# PROBLEM TO WORK ON
Every line of the records below should be restated exactly.
** Begin DATA RECORDS **
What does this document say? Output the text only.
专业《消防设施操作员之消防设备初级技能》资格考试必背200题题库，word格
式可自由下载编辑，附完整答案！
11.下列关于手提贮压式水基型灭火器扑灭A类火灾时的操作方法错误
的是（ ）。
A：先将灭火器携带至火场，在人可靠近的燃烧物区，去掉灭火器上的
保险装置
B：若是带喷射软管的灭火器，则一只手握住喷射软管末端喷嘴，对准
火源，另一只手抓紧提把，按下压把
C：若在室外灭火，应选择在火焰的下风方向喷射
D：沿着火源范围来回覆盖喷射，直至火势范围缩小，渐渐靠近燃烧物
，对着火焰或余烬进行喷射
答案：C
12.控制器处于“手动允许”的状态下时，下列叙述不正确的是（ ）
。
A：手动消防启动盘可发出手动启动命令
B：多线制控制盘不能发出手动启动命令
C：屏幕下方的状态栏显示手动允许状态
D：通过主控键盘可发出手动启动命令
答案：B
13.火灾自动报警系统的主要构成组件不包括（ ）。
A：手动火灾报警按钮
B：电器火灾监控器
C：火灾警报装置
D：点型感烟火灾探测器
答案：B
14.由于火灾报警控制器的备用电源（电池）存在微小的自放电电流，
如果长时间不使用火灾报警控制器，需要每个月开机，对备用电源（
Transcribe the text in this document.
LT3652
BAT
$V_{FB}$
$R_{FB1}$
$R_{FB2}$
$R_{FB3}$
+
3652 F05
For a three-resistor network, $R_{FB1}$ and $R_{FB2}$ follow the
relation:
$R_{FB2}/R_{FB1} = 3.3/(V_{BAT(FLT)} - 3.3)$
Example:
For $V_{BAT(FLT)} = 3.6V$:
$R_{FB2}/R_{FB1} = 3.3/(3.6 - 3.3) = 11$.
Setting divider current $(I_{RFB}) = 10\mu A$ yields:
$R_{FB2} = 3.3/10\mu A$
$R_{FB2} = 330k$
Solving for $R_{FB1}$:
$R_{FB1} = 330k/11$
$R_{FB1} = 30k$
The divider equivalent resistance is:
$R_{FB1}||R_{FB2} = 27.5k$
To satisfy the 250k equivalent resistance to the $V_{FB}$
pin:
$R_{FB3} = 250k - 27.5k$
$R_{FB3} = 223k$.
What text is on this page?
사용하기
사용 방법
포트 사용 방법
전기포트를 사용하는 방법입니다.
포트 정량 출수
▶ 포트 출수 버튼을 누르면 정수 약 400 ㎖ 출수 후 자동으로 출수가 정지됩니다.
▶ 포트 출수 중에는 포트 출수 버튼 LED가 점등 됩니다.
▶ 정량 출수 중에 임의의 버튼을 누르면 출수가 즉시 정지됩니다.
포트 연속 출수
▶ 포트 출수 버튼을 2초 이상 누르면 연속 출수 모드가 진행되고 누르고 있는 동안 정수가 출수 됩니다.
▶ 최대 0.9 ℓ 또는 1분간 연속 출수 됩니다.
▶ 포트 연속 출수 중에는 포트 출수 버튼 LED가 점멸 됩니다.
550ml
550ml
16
** End DATA RECORDS **
# REPLY
What does this document say? Output the text only.
专业《消防设施操作员之消防设备初级技能》资格考试必背200题题库，word格
式可自由下载编辑，附完整答案！
11.下列关于手提贮压式水基型灭火器扑灭A类火灾时的操作方法错误
的是（ ）。
A：先将灭火器携带至火场，在人可靠近的燃烧物区，去掉灭火器上的
保险装置
B：若是带喷射软管的灭火器，则一只手握住喷射软管末端喷嘴，对准
火源，另一只手抓紧提把，按下压把
C：若在室外灭火，应选择在火焰的下风方向喷射
D：沿着火源范围来回覆盖喷射，直至火势范围缩小，渐渐靠近燃烧物
，对着火焰或余烬进行喷射
答案：C
12.控制器处于“手动允许”的状态下时，下列叙述不正确的是（ ）
。
A：手动消防启动盘可发出手动启动命令
B：多线制控制盘不能发出手动启动命令
C：屏幕下方的状态栏显示手动允许状态
D：通过主控键盘可发出手动启动命令
答案：B
13.火灾自动报警系统的主要构成组件不包括（ ）。
A：手动火灾报警按钮
B：电器火灾监控器
C：火灾警报装置
D：点型感烟火灾探测器
答案：B
14.由于火灾报警控制器的备用电源（电池）存在微小的自放电电流，
如果长时间不使用火灾报警控制器，需要每个月开机，对备用电源（
Transcribe the text in this document.
LT3652
BAT
$V_{FB}$
$R_{FB1}$
$R_{FB2}$
$R_{FB3}$
+
3652 F05
For a three-resistor network, $R_{FB1}$ and $R_{FB2}$ follow the
relation:
$R_{FB2}/R_{FB1} = 3.3/(V_{BAT(FLT)} - 3.3)$
Example:
For $V_{BAT(FLT)} = 3.6V$:
$R_{FB2}/R_{FB1} = 3.3/(3.6 - 3.3) = 11$.
Setting divider current $(I_{RFB}) = 10\mu A$ yields:
$R_{FB2} = 3.3/10\mu A$
$R_{FB2} = 330k$
Solving for $R_{FB1}$:
$R_{FB1} = 330k/11$
$R_{FB1} = 30k$
The divider equivalent resistance is:
$R_{FB1}||R_{FB2} = 27.5k$
To satisfy the 250k equivalent resistance to the $V_{FB}$
pin:
$R_{FB3} = 250k - 27.5k$
$R_{FB3} = 223k$.
What text is on this page?
사용하기
사용 방법
포트 사용 방법
전기포트를 사용하는 방법입니다.
포트 정량 출수
▶ 포트 출수 버튼을 누르면 정수 약 400 ㎖ 출수 후 자동으로 출수가 정지됩니다.
▶ 포트 출수 중에는 포트 출수 버튼 LED가 점등 됩니다.
▶ 정량 출수 중에 임의의 버튼을 누르면 출수가 즉시 정지됩니다.
포트 연속 출수
▶ 포트 출수 버튼을 2초 이상 누르면 연속 출수 모드가 진행되고 누르고 있는 동안 정수가 출수 됩니다.
▶ 최대 0.9 ℓ 또는 1분간 연속 출수 됩니다.
▶ 포트 연속 출수 중에는 포트 출수 버튼 LED가 점멸 됩니다.
550ml
550ml
16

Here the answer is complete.